Items from a data source

** START **

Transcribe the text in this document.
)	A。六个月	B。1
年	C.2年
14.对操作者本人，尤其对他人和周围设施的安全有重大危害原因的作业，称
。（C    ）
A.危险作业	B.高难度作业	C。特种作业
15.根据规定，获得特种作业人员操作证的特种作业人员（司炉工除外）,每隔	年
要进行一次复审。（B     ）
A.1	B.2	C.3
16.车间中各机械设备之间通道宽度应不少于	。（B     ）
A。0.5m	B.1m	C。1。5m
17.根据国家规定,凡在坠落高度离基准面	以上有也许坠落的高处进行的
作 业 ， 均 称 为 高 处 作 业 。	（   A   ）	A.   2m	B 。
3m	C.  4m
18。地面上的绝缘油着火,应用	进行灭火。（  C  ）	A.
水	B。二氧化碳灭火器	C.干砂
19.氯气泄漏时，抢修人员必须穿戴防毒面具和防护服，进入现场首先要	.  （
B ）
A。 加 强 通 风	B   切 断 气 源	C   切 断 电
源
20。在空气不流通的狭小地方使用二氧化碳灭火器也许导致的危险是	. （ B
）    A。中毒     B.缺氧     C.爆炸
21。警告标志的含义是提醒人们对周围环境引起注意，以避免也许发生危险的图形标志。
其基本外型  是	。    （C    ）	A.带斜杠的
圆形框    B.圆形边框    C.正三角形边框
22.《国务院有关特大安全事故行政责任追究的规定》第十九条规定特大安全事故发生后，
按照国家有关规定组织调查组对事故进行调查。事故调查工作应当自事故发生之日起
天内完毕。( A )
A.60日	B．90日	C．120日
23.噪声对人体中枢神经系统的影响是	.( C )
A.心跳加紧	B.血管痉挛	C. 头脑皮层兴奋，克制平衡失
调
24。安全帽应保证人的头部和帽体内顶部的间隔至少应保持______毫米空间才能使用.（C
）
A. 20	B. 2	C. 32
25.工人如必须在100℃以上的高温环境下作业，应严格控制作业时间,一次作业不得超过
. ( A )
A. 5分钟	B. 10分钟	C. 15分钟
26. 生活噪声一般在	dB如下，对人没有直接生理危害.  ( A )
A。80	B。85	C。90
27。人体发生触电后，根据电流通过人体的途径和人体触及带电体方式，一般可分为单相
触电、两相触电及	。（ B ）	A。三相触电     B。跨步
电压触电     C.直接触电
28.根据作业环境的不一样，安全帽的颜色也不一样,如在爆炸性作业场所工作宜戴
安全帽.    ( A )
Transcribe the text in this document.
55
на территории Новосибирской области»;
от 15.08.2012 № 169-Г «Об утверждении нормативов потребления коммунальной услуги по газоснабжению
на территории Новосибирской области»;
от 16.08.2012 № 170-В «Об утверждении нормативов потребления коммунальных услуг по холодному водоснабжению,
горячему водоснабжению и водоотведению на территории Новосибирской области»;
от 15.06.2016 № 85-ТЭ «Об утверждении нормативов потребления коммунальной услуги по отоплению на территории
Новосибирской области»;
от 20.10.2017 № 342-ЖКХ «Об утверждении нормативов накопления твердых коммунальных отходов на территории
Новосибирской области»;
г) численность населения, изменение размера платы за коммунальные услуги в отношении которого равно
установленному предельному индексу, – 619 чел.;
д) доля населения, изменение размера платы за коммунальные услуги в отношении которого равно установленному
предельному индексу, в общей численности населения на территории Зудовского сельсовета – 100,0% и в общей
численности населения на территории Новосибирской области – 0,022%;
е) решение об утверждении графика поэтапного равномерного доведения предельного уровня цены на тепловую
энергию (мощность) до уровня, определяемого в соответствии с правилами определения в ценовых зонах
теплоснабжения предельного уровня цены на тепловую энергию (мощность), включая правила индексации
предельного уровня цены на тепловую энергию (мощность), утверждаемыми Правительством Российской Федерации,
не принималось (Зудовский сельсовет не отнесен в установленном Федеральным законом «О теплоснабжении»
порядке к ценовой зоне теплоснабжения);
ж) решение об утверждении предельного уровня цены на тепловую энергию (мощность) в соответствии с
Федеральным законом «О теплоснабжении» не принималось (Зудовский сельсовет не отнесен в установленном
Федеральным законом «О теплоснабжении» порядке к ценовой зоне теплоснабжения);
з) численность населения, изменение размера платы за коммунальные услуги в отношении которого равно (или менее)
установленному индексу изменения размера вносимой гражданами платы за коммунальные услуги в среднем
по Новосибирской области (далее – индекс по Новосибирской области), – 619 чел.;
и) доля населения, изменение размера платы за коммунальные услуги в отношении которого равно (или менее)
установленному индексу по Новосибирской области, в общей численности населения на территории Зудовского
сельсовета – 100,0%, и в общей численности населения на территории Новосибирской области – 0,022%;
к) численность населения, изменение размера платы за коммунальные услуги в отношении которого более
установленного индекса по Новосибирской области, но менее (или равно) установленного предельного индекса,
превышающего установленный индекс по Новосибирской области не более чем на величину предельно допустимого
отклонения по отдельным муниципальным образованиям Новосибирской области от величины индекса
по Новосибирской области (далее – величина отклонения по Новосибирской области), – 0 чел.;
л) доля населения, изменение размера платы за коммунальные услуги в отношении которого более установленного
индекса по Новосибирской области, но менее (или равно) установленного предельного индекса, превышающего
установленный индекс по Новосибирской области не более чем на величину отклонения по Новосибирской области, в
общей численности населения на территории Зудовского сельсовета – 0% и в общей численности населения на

** END **

Problem to work on
Exactly as written, please output every entry.

Exercise answer
Transcribe the text in this document.
)	A。六个月	B。1
年	C.2年
14.对操作者本人，尤其对他人和周围设施的安全有重大危害原因的作业，称
。（C    ）
A.危险作业	B.高难度作业	C。特种作业
15.根据规定，获得特种作业人员操作证的特种作业人员（司炉工除外）,每隔	年
要进行一次复审。（B     ）
A.1	B.2	C.3
16.车间中各机械设备之间通道宽度应不少于	。（B     ）
A。0.5m	B.1m	C。1。5m
17.根据国家规定,凡在坠落高度离基准面	以上有也许坠落的高处进行的
作 业 ， 均 称 为 高 处 作 业 。	（   A   ）	A.   2m	B 。
3m	C.  4m
18。地面上的绝缘油着火,应用	进行灭火。（  C  ）	A.
水	B。二氧化碳灭火器	C.干砂
19.氯气泄漏时，抢修人员必须穿戴防毒面具和防护服，进入现场首先要	.  （
B ）
A。 加 强 通 风	B   切 断 气 源	C   切 断 电
源
20。在空气不流通的狭小地方使用二氧化碳灭火器也许导致的危险是	. （ B
）    A。中毒     B.缺氧     C.爆炸
21。警告标志的含义是提醒人们对周围环境引起注意，以避免也许发生危险的图形标志。
其基本外型  是	。    （C    ）	A.带斜杠的
圆形框    B.圆形边框    C.正三角形边框
22.《国务院有关特大安全事故行政责任追究的规定》第十九条规定特大安全事故发生后，
按照国家有关规定组织调查组对事故进行调查。事故调查工作应当自事故发生之日起
天内完毕。( A )
A.60日	B．90日	C．120日
23.噪声对人体中枢神经系统的影响是	.( C )
A.心跳加紧	B.血管痉挛	C. 头脑皮层兴奋，克制平衡失
调
24。安全帽应保证人的头部和帽体内顶部的间隔至少应保持______毫米空间才能使用.（C
）
A. 20	B. 2	C. 32
25.工人如必须在100℃以上的高温环境下作业，应严格控制作业时间,一次作业不得超过
. ( A )
A. 5分钟	B. 10分钟	C. 15分钟
26. 生活噪声一般在	dB如下，对人没有直接生理危害.  ( A )
A。80	B。85	C。90
27。人体发生触电后，根据电流通过人体的途径和人体触及带电体方式，一般可分为单相
触电、两相触电及	。（ B ）	A。三相触电     B。跨步
电压触电     C.直接触电
28.根据作业环境的不一样，安全帽的颜色也不一样,如在爆炸性作业场所工作宜戴
安全帽.    ( A )
Transcribe the text in this document.
55
на территории Новосибирской области»;
от 15.08.2012 № 169-Г «Об утверждении нормативов потребления коммунальной услуги по газоснабжению
на территории Новосибирской области»;
от 16.08.2012 № 170-В «Об утверждении нормативов потребления коммунальных услуг по холодному водоснабжению,
горячему водоснабжению и водоотведению на территории Новосибирской области»;
от 15.06.2016 № 85-ТЭ «Об утверждении нормативов потребления коммунальной услуги по отоплению на территории
Новосибирской области»;
от 20.10.2017 № 342-ЖКХ «Об утверждении нормативов накопления твердых коммунальных отходов на территории
Новосибирской области»;
г) численность населения, изменение размера платы за коммунальные услуги в отношении которого равно
установленному предельному индексу, – 619 чел.;
д) доля населения, изменение размера платы за коммунальные услуги в отношении которого равно установленному
предельному индексу, в общей численности населения на территории Зудовского сельсовета – 100,0% и в общей
численности населения на территории Новосибирской области – 0,022%;
е) решение об утверждении графика поэтапного равномерного доведения предельного уровня цены на тепловую
энергию (мощность) до уровня, определяемого в соответствии с правилами определения в ценовых зонах
теплоснабжения предельного уровня цены на тепловую энергию (мощность), включая правила индексации
предельного уровня цены на тепловую энергию (мощность), утверждаемыми Правительством Российской Федерации,
не принималось (Зудовский сельсовет не отнесен в установленном Федеральным законом «О теплоснабжении»
порядке к ценовой зоне теплоснабжения);
ж) решение об утверждении предельного уровня цены на тепловую энергию (мощность) в соответствии с
Федеральным законом «О теплоснабжении» не принималось (Зудовский сельсовет не отнесен в установленном
Федеральным законом «О теплоснабжении» порядке к ценовой зоне теплоснабжения);
з) численность населения, изменение размера платы за коммунальные услуги в отношении которого равно (или менее)
установленному индексу изменения размера вносимой гражданами платы за коммунальные услуги в среднем
по Новосибирской области (далее – индекс по Новосибирской области), – 619 чел.;
и) доля населения, изменение размера платы за коммунальные услуги в отношении которого равно (или менее)
установленному индексу по Новосибирской области, в общей численности населения на территории Зудовского
сельсовета – 100,0%, и в общей численности населения на территории Новосибирской области – 0,022%;
к) численность населения, изменение размера платы за коммунальные услуги в отношении которого более
установленного индекса по Новосибирской области, но менее (или равно) установленного предельного индекса,
превышающего установленный индекс по Новосибирской области не более чем на величину предельно допустимого
отклонения по отдельным муниципальным образованиям Новосибирской области от величины индекса
по Новосибирской области (далее – величина отклонения по Новосибирской области), – 0 чел.;
л) доля населения, изменение размера платы за коммунальные услуги в отношении которого более установленного
индекса по Новосибирской области, но менее (или равно) установленного предельного индекса, превышающего
установленный индекс по Новосибирской области не более чем на величину отклонения по Новосибирской области, в
общей численности населения на территории Зудовского сельсовета – 0% и в общей численности населения на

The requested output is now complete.